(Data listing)
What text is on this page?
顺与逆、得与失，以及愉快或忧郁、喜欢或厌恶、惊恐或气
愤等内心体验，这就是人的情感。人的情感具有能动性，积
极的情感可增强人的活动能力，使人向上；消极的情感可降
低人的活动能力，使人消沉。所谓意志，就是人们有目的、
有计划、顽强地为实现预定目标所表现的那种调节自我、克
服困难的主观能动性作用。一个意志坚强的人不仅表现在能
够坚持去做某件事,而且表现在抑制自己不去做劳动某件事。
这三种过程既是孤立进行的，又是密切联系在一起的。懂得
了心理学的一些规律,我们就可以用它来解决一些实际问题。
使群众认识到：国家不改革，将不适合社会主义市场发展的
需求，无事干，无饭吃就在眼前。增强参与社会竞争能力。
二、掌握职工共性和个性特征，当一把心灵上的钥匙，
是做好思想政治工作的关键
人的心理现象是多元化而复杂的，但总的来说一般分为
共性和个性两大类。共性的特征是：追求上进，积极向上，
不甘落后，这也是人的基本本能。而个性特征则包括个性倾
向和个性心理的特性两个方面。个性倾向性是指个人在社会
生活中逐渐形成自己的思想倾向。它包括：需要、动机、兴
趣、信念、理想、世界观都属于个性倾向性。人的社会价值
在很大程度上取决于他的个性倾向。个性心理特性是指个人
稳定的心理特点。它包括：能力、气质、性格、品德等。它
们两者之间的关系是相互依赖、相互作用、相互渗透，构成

» **PROBLEM STATEMENT**
Print the material once more, exactly.

» **TASK RESPONSE**
What text is on this page?
顺与逆、得与失，以及愉快或忧郁、喜欢或厌恶、惊恐或气
愤等内心体验，这就是人的情感。人的情感具有能动性，积
极的情感可增强人的活动能力，使人向上；消极的情感可降
低人的活动能力，使人消沉。所谓意志，就是人们有目的、
有计划、顽强地为实现预定目标所表现的那种调节自我、克
服困难的主观能动性作用。一个意志坚强的人不仅表现在能
够坚持去做某件事,而且表现在抑制自己不去做劳动某件事。
这三种过程既是孤立进行的，又是密切联系在一起的。懂得
了心理学的一些规律,我们就可以用它来解决一些实际问题。
使群众认识到：国家不改革，将不适合社会主义市场发展的
需求，无事干，无饭吃就在眼前。增强参与社会竞争能力。
二、掌握职工共性和个性特征，当一把心灵上的钥匙，
是做好思想政治工作的关键
人的心理现象是多元化而复杂的，但总的来说一般分为
共性和个性两大类。共性的特征是：追求上进，积极向上，
不甘落后，这也是人的基本本能。而个性特征则包括个性倾
向和个性心理的特性两个方面。个性倾向性是指个人在社会
生活中逐渐形成自己的思想倾向。它包括：需要、动机、兴
趣、信念、理想、世界观都属于个性倾向性。人的社会价值
在很大程度上取决于他的个性倾向。个性心理特性是指个人
稳定的心理特点。它包括：能力、气质、性格、品德等。它
们两者之间的关系是相互依赖、相互作用、相互渗透，构成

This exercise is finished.